Your task is to print the material below exactly as presented.

-- Start --

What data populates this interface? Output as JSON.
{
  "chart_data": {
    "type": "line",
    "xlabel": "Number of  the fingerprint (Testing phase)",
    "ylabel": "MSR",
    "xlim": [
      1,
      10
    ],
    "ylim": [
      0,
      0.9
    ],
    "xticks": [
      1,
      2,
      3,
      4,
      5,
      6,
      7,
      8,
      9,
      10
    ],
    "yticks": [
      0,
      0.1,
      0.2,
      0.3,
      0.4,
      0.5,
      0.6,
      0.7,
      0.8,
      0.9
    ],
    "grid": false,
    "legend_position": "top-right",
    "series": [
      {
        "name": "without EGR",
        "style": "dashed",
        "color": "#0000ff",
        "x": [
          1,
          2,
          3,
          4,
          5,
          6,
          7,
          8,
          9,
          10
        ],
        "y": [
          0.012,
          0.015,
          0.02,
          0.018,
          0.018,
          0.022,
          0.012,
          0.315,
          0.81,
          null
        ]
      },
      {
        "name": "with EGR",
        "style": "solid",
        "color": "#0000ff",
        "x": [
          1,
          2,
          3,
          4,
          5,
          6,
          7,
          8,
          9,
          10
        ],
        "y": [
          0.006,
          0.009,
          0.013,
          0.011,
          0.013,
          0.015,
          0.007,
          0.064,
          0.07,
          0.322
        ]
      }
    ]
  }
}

-- End --

## RESPONSE TO THE TASK
What data populates this interface? Output as JSON.
{
  "chart_data": {
    "type": "line",
    "xlabel": "Number of  the fingerprint (Testing phase)",
    "ylabel": "MSR",
    "xlim": [
      1,
      10
    ],
    "ylim": [
      0,
      0.9
    ],
    "xticks": [
      1,
      2,
      3,
      4,
      5,
      6,
      7,
      8,
      9,
      10
    ],
    "yticks": [
      0,
      0.1,
      0.2,
      0.3,
      0.4,
      0.5,
      0.6,
      0.7,
      0.8,
      0.9
    ],
    "grid": false,
    "legend_position": "top-right",
    "series": [
      {
        "name": "without EGR",
        "style": "dashed",
        "color": "#0000ff",
        "x": [
          1,
          2,
          3,
          4,
          5,
          6,
          7,
          8,
          9,
          10
        ],
        "y": [
          0.012,
          0.015,
          0.02,
          0.018,
          0.018,
          0.022,
          0.012,
          0.315,
          0.81,
          null
        ]
      },
      {
        "name": "with EGR",
        "style": "solid",
        "color": "#0000ff",
        "x": [
          1,
          2,
          3,
          4,
          5,
          6,
          7,
          8,
          9,
          10
        ],
        "y": [
          0.006,
          0.009,
          0.013,
          0.011,
          0.013,
          0.015,
          0.007,
          0.064,
          0.07,
          0.322
        ]
      }
    ]
  }
}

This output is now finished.